--- start Excerpted records ---

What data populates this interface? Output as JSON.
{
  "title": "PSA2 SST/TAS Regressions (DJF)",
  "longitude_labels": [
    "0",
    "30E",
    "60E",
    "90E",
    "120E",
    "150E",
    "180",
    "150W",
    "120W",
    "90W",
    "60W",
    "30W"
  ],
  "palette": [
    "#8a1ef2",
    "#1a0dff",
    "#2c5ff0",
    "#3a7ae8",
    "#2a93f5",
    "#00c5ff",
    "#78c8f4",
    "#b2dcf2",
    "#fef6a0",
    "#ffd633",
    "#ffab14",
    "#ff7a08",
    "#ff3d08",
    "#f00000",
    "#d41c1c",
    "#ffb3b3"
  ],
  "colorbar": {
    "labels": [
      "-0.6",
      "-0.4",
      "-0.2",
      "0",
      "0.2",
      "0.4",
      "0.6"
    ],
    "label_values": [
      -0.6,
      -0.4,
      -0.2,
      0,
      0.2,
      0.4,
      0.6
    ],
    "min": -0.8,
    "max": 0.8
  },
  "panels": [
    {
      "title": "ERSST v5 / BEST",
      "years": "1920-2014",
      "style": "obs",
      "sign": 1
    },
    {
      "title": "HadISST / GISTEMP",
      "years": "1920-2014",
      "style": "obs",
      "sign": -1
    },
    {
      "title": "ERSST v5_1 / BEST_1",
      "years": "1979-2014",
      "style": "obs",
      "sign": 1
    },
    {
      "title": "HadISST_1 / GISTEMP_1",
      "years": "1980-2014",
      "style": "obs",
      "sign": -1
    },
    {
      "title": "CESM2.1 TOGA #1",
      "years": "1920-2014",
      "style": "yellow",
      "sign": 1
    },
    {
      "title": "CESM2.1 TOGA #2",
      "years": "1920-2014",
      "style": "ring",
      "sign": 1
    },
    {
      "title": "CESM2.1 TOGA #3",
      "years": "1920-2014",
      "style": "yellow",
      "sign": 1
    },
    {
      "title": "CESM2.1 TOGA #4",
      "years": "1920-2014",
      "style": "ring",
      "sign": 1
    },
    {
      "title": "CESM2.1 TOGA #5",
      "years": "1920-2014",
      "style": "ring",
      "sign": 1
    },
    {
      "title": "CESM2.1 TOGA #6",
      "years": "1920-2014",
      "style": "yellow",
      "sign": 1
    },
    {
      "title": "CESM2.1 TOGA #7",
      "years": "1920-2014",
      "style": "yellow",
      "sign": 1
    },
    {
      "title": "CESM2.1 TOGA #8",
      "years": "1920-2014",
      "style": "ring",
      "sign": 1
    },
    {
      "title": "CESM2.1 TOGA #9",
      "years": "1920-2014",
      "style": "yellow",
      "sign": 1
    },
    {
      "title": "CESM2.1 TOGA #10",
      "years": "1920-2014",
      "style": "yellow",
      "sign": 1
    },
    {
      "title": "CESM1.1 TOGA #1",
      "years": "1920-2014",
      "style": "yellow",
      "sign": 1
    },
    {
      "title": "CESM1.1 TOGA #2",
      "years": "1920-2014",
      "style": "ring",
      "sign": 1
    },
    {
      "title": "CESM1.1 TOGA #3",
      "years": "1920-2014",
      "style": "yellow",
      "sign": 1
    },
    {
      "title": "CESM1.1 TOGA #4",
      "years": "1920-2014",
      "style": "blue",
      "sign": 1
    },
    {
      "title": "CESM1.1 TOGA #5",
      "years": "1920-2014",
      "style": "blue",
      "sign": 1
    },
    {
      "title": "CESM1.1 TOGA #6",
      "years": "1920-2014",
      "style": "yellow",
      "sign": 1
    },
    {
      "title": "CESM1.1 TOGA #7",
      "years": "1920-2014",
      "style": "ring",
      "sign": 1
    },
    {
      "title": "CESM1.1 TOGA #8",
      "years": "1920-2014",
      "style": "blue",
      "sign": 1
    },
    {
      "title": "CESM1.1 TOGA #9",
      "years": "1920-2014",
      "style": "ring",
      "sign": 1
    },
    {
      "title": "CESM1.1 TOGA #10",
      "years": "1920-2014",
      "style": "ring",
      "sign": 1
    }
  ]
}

--- end Excerpted records ---

Problem to work on:
List every line above that holds the word "ERSST".

Exercise answer:
      "title": "ERSST v5 / BEST",
      "title": "ERSST v5_1 / BEST_1",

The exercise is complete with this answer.